## [MATERIAL SHOWN]
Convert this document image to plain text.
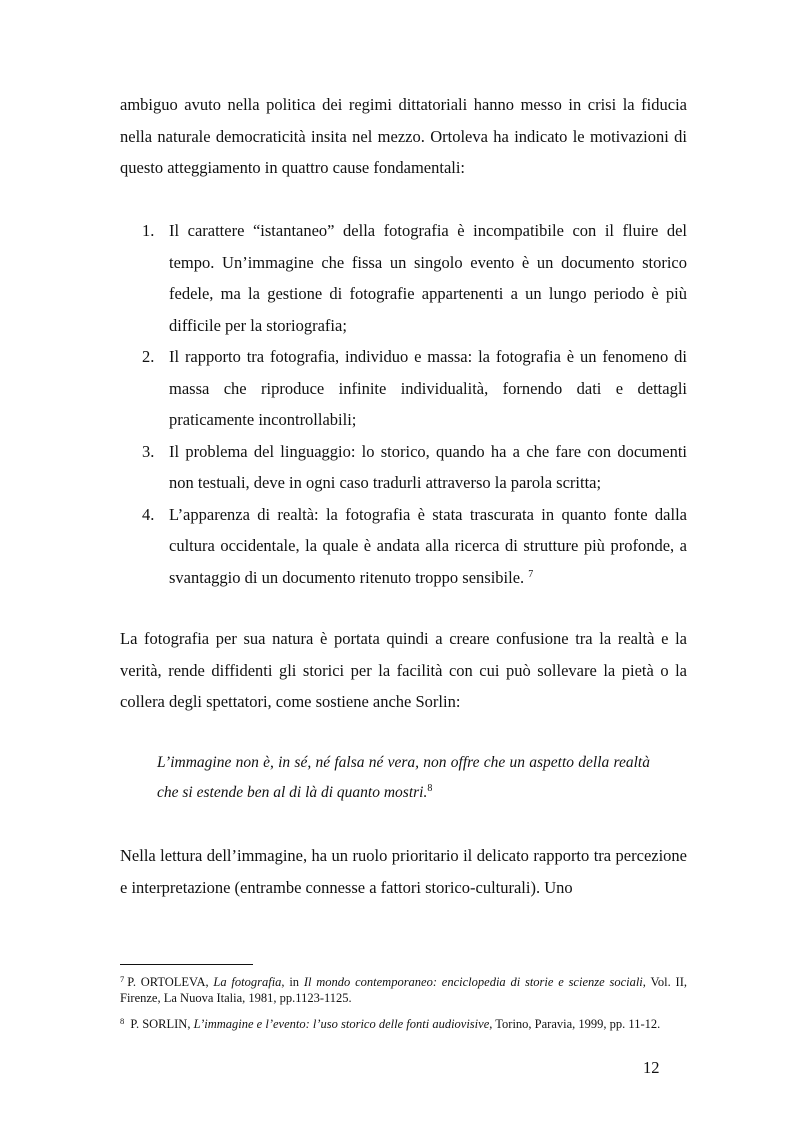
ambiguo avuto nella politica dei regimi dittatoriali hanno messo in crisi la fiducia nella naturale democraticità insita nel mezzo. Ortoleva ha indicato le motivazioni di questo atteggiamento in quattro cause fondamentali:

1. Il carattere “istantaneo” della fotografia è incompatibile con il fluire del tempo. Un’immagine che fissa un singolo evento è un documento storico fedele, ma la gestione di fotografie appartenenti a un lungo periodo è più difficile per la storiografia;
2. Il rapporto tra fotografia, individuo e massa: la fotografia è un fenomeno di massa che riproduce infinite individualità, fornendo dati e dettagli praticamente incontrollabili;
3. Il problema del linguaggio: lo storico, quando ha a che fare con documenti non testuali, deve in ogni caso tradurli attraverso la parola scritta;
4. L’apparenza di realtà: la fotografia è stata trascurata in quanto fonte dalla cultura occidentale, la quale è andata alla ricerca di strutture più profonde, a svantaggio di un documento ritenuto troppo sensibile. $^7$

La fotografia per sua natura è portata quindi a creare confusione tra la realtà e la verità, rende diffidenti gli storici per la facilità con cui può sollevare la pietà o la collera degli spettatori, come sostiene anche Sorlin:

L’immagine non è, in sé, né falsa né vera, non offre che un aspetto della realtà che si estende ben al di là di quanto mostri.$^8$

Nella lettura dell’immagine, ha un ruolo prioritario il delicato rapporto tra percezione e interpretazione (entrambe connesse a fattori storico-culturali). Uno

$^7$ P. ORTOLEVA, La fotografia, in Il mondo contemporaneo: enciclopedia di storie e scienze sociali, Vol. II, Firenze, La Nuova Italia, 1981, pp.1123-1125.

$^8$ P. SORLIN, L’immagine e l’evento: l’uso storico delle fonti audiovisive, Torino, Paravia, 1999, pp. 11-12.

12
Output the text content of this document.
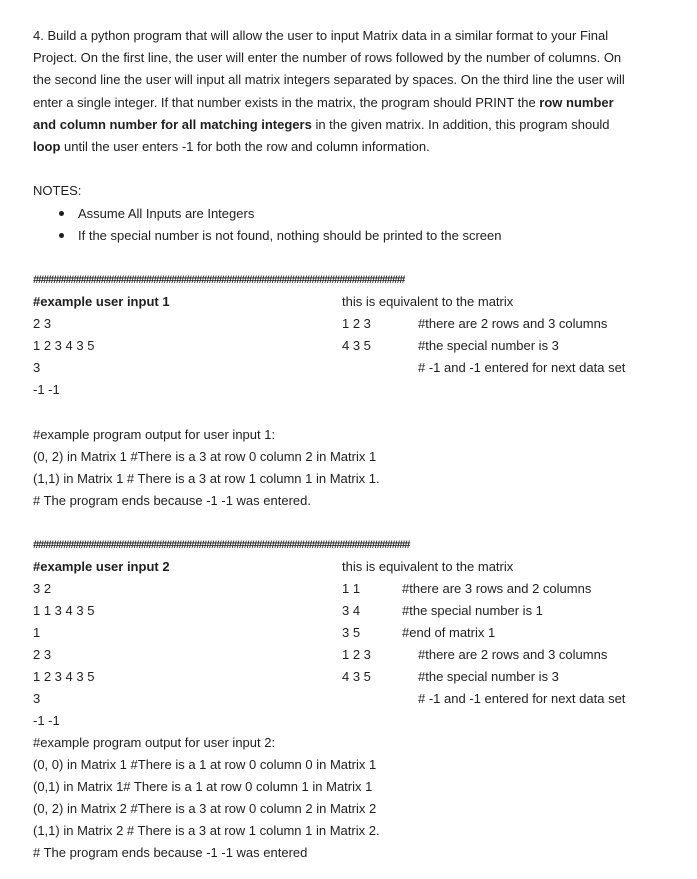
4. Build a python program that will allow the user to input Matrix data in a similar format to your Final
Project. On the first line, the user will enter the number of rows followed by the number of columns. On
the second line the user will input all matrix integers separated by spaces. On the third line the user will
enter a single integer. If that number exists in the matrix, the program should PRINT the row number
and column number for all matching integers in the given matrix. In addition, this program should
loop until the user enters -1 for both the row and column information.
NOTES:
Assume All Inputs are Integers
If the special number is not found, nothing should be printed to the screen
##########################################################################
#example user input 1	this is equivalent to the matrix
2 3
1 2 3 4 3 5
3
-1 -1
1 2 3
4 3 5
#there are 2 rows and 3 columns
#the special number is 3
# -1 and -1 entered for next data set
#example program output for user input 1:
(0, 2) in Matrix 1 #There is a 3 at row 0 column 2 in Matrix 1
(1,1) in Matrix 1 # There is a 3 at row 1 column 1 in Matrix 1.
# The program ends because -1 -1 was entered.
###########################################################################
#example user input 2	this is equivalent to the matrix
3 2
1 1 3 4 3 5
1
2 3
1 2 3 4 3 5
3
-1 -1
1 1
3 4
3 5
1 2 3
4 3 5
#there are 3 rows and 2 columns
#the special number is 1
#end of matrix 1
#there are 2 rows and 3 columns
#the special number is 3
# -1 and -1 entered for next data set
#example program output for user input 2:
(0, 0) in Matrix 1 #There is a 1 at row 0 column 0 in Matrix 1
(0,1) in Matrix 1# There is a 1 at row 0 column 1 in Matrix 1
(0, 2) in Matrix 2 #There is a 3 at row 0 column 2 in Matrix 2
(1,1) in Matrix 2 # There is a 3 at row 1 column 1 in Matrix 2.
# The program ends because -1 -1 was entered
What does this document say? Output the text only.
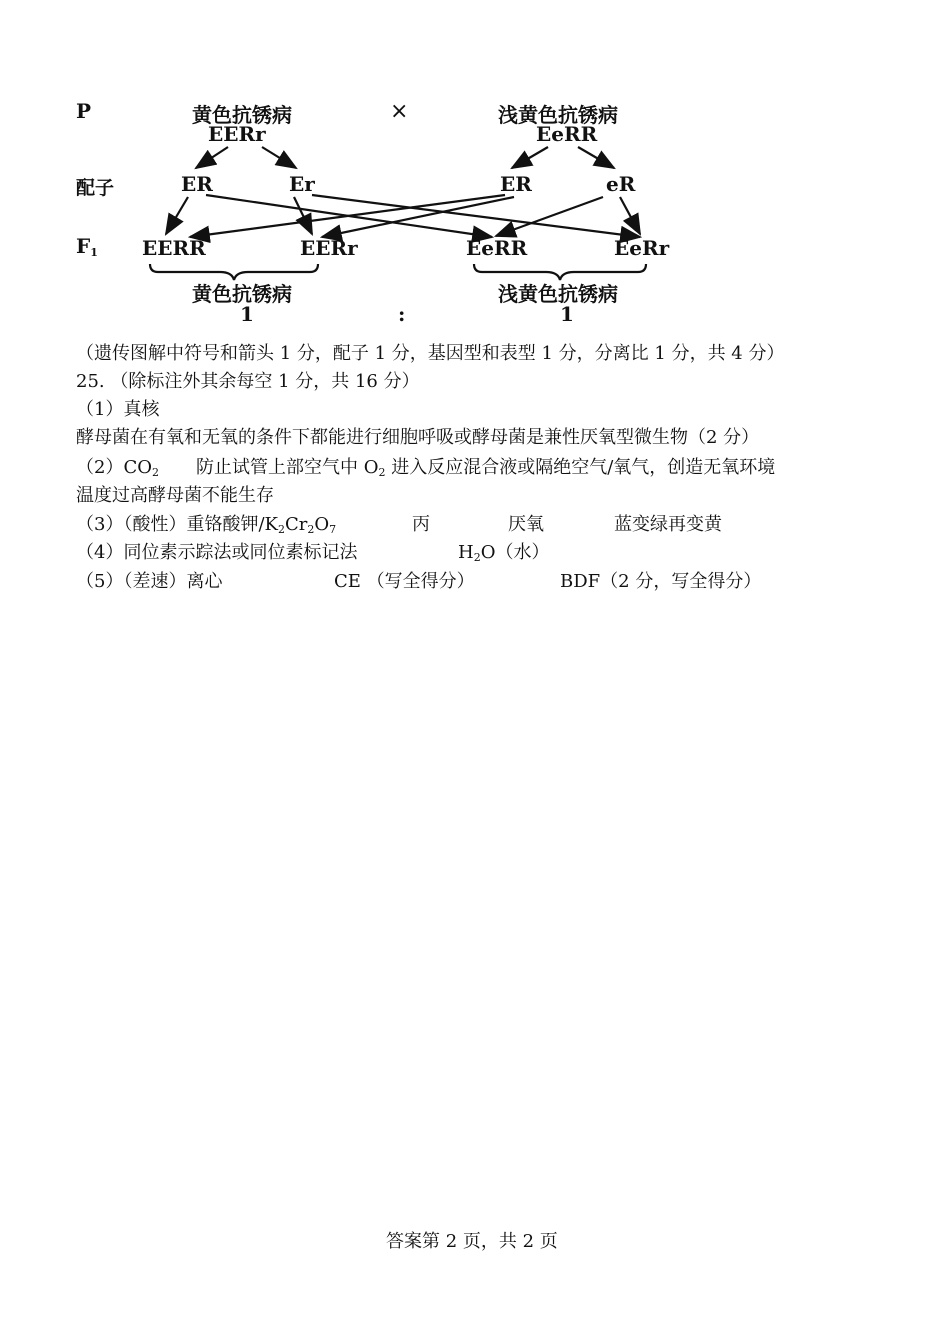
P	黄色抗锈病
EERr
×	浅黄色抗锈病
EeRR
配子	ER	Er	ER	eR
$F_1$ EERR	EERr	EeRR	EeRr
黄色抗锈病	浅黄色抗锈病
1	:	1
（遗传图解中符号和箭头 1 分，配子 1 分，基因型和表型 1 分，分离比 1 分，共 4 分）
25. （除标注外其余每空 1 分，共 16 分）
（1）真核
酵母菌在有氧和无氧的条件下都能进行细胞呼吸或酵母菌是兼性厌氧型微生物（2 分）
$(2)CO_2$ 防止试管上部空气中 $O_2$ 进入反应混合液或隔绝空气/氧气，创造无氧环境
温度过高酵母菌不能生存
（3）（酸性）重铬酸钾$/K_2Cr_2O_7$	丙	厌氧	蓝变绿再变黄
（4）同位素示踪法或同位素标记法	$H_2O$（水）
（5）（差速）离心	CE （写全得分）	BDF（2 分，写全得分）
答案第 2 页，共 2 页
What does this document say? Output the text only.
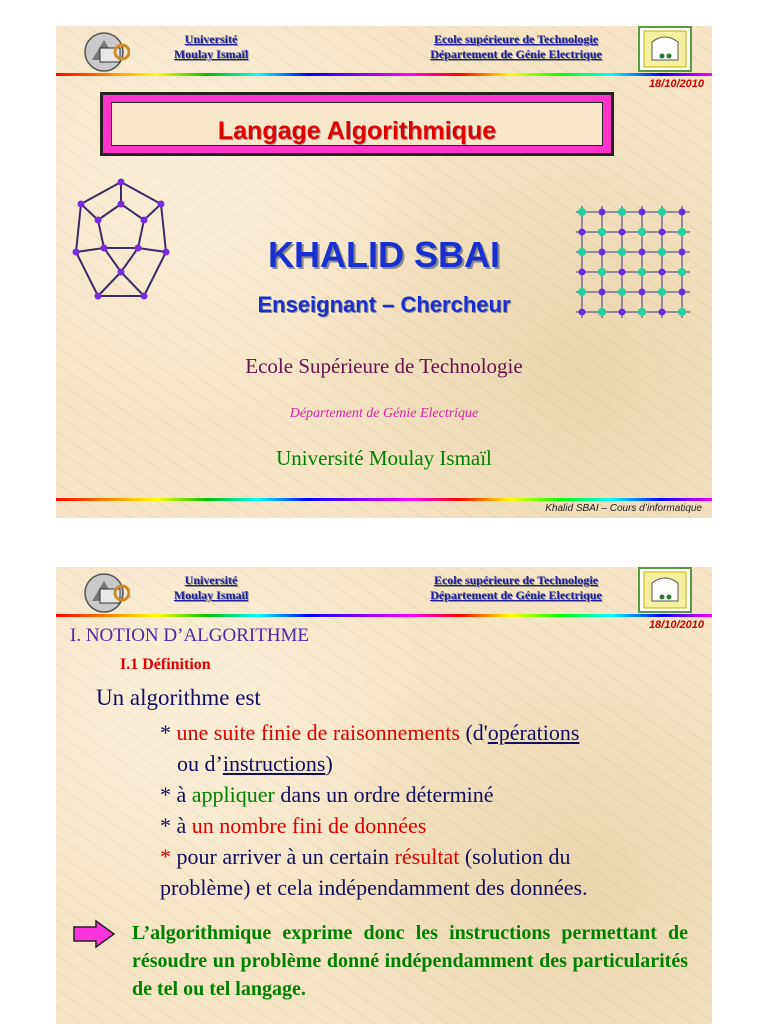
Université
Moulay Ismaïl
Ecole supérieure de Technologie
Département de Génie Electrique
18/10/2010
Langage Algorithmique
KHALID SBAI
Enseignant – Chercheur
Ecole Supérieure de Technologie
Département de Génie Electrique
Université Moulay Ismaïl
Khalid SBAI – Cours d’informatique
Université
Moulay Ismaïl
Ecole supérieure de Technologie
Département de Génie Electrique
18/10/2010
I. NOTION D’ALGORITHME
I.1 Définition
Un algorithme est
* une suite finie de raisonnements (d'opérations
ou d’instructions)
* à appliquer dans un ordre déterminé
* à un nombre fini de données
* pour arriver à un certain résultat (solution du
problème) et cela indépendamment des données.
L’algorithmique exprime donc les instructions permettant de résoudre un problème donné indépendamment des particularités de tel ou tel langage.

## [TO DO]
Gather each line in the data that holds the string "ends".

## [TASK RESULT]
# The program ends because -1 -1 was entered.
# The program ends because -1 -1 was entered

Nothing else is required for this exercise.